# Written request:
Below are some records. Copy every line in them that holds "legend".

# Supplied records:
---+---
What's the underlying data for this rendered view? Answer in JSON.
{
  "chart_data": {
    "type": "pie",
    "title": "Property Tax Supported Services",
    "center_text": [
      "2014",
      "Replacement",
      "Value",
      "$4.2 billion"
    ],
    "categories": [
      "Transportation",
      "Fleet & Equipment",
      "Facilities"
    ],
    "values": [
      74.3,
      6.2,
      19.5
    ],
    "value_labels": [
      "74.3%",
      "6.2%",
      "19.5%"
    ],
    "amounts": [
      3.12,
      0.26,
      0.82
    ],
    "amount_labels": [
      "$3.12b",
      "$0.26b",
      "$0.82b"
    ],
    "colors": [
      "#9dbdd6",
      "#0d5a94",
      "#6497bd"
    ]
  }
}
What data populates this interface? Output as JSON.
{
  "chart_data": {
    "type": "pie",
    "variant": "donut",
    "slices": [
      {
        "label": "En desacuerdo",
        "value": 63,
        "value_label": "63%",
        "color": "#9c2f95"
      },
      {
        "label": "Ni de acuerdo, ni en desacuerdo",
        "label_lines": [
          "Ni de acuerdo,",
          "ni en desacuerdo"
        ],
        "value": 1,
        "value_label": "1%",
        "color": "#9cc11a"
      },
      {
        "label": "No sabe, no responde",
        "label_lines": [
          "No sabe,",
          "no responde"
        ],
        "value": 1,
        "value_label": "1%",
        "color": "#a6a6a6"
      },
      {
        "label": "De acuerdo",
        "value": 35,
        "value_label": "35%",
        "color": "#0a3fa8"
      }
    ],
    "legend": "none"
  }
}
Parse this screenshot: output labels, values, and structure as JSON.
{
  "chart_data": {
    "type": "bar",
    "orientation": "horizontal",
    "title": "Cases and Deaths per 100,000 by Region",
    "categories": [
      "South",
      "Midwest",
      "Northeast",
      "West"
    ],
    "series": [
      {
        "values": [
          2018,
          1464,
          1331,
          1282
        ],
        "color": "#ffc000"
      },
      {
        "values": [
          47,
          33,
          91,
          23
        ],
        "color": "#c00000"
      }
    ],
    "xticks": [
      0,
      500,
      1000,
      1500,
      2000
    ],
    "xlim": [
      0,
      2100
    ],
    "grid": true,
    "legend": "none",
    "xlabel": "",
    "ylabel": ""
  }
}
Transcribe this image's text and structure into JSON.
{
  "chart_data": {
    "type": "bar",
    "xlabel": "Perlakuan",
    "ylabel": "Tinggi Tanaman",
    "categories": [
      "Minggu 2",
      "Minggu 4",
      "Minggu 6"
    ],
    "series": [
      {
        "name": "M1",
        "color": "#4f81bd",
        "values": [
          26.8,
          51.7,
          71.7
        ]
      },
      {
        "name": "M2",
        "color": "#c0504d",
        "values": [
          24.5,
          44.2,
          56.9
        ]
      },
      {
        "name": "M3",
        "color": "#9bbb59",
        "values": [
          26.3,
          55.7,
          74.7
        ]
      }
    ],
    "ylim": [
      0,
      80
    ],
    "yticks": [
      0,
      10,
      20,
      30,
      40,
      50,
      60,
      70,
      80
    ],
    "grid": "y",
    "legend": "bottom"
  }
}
---+---
# Answer to the problem:
    "legend": "none"
    "legend": "none",
    "legend": "bottom"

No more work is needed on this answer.